SHORT EXERCISE
Tally up the lines below that include the word "Kanobana". Answer with the number alone.

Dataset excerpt
----

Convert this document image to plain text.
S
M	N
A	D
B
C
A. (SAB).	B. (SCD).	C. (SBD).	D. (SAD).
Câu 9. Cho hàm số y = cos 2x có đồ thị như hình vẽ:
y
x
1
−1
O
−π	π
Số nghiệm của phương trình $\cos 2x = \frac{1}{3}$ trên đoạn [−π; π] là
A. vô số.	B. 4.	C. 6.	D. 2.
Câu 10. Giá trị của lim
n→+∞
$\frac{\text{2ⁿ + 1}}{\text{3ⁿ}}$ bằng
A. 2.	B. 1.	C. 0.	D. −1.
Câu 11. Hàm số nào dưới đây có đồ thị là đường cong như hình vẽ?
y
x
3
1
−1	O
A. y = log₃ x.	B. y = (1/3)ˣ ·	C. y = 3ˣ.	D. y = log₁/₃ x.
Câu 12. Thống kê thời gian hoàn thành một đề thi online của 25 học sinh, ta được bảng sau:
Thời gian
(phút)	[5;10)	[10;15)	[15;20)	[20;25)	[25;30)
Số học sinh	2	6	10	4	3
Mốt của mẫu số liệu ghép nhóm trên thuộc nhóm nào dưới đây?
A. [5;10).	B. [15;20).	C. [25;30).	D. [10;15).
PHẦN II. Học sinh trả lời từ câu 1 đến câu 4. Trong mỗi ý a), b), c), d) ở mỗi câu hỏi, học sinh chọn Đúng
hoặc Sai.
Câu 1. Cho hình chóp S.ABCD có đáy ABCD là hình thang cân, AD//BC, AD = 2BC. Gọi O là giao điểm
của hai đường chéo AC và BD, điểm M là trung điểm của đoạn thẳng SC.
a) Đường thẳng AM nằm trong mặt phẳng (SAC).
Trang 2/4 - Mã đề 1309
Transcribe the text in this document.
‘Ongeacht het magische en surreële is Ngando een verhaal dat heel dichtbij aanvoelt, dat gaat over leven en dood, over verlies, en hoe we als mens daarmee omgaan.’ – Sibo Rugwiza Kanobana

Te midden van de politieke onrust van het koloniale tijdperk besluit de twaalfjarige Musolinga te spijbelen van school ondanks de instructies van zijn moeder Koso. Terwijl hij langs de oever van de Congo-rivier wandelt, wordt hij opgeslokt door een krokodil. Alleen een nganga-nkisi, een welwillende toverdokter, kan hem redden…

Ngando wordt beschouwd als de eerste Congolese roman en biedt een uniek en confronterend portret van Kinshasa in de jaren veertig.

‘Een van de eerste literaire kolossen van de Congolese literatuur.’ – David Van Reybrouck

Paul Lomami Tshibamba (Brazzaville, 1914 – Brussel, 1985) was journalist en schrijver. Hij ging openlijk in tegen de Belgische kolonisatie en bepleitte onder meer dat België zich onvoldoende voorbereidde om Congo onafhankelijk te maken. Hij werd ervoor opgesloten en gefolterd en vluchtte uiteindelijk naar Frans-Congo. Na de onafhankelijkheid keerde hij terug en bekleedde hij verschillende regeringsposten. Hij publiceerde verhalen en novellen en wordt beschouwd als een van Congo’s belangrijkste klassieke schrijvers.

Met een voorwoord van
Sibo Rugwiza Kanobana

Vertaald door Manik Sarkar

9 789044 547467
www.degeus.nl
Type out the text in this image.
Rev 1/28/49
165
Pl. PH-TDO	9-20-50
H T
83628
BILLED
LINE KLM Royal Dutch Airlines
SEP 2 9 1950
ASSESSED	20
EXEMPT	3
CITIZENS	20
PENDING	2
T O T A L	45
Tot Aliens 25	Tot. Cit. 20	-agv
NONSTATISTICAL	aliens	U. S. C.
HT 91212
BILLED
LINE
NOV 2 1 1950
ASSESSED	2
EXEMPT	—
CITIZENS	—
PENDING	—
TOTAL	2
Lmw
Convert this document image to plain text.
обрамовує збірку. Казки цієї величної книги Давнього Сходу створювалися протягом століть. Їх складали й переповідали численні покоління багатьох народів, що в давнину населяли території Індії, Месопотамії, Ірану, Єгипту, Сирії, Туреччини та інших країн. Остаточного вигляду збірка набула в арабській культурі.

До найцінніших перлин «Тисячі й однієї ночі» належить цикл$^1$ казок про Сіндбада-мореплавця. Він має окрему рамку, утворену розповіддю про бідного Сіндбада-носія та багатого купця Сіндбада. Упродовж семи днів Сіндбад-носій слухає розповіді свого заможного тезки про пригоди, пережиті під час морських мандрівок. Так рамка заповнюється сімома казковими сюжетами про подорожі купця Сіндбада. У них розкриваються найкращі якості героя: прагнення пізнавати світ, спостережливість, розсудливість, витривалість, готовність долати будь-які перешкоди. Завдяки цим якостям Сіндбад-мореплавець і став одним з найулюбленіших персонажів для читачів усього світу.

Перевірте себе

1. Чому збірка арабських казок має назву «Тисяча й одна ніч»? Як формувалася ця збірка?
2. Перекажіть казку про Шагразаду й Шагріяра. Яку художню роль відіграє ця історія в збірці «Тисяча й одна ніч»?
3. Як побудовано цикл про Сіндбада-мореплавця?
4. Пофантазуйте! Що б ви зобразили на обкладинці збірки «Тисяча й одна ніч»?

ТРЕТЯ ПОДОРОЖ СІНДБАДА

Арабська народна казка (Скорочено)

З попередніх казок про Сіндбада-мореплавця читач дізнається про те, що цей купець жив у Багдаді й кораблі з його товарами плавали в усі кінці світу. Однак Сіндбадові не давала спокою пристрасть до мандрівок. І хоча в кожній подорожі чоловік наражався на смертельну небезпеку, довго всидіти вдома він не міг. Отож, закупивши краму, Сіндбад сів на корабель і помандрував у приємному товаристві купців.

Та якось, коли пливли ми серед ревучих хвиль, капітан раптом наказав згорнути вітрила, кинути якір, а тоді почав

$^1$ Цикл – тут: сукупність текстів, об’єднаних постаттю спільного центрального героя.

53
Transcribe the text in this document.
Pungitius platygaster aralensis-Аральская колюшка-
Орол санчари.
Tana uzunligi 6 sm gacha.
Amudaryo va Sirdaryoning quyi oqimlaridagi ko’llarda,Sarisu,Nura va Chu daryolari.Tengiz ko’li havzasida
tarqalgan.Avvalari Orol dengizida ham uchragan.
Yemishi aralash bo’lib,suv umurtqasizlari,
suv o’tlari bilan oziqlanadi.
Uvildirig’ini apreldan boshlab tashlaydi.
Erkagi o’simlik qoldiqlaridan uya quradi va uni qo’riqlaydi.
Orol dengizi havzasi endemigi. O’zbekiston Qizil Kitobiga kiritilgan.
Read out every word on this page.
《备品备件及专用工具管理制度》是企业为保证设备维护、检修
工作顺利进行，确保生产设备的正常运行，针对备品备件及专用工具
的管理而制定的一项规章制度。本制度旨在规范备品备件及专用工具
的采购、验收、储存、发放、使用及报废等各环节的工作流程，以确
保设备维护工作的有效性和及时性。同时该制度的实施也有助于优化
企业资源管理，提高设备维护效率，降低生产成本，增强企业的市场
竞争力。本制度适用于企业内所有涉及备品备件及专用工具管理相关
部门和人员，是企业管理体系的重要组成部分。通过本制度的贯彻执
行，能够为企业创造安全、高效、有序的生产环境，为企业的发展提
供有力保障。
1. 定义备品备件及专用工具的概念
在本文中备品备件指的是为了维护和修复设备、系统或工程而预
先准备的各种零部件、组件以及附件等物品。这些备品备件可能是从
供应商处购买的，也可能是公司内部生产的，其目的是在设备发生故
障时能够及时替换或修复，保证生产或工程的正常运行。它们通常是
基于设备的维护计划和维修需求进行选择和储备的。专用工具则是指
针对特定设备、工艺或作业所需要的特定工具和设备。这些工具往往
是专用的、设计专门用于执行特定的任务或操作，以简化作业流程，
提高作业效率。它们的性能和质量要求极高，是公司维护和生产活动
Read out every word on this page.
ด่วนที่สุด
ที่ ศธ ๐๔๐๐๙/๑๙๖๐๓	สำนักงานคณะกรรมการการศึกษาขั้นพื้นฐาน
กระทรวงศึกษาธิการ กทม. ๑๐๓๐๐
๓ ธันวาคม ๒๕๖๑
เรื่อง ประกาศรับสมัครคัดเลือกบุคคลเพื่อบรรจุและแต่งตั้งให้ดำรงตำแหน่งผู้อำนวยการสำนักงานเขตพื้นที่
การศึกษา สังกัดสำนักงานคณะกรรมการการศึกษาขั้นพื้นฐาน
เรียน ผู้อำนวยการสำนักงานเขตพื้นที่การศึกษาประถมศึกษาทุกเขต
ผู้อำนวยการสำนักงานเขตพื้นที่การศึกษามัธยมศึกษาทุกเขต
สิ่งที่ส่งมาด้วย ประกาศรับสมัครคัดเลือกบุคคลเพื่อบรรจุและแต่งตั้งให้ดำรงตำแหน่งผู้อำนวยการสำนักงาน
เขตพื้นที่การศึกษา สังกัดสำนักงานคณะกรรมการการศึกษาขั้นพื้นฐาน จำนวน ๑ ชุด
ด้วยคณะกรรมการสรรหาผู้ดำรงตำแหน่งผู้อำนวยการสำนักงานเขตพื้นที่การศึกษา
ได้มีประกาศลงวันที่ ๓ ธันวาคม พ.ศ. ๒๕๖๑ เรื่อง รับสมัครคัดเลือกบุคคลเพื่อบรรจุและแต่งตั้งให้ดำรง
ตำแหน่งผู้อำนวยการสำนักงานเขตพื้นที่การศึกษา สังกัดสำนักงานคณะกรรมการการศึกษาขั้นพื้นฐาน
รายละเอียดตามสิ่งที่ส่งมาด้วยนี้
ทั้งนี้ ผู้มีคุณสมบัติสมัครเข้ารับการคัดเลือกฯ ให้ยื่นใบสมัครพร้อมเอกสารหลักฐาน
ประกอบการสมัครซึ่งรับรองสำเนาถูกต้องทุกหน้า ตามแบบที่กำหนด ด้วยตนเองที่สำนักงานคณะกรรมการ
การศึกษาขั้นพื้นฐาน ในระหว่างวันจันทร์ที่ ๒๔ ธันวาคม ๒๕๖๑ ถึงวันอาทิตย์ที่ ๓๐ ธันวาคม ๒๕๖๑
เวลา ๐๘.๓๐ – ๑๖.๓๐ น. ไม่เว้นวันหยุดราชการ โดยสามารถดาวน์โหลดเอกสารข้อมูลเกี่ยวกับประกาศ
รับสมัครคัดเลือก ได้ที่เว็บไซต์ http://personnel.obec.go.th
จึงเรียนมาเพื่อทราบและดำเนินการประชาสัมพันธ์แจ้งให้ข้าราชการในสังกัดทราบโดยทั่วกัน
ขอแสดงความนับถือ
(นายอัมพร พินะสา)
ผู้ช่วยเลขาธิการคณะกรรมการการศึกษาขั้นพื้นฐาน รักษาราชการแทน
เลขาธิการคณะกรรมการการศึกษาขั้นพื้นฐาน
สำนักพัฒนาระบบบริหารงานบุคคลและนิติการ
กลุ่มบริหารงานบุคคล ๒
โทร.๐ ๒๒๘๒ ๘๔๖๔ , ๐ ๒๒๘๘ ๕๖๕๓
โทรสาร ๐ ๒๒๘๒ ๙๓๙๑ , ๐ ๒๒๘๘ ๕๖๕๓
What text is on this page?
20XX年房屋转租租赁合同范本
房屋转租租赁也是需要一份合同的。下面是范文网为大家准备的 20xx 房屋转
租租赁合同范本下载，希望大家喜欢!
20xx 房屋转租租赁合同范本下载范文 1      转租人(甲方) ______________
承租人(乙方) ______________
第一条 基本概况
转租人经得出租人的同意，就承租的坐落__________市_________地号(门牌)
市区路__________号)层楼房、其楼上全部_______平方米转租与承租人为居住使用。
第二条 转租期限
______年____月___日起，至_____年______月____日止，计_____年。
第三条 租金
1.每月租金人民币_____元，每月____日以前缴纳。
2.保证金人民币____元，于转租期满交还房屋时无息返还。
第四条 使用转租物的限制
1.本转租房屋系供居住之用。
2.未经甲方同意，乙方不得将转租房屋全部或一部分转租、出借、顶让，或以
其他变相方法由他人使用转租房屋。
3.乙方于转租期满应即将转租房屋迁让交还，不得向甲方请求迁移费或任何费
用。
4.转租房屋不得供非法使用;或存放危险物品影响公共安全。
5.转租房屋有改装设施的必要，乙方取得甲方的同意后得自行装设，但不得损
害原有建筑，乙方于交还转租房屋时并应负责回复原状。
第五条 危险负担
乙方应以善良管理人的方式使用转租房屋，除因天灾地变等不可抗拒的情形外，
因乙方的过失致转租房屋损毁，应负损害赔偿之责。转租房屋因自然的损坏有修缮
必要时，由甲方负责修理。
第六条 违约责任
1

----

WRITTEN SOLUTION
2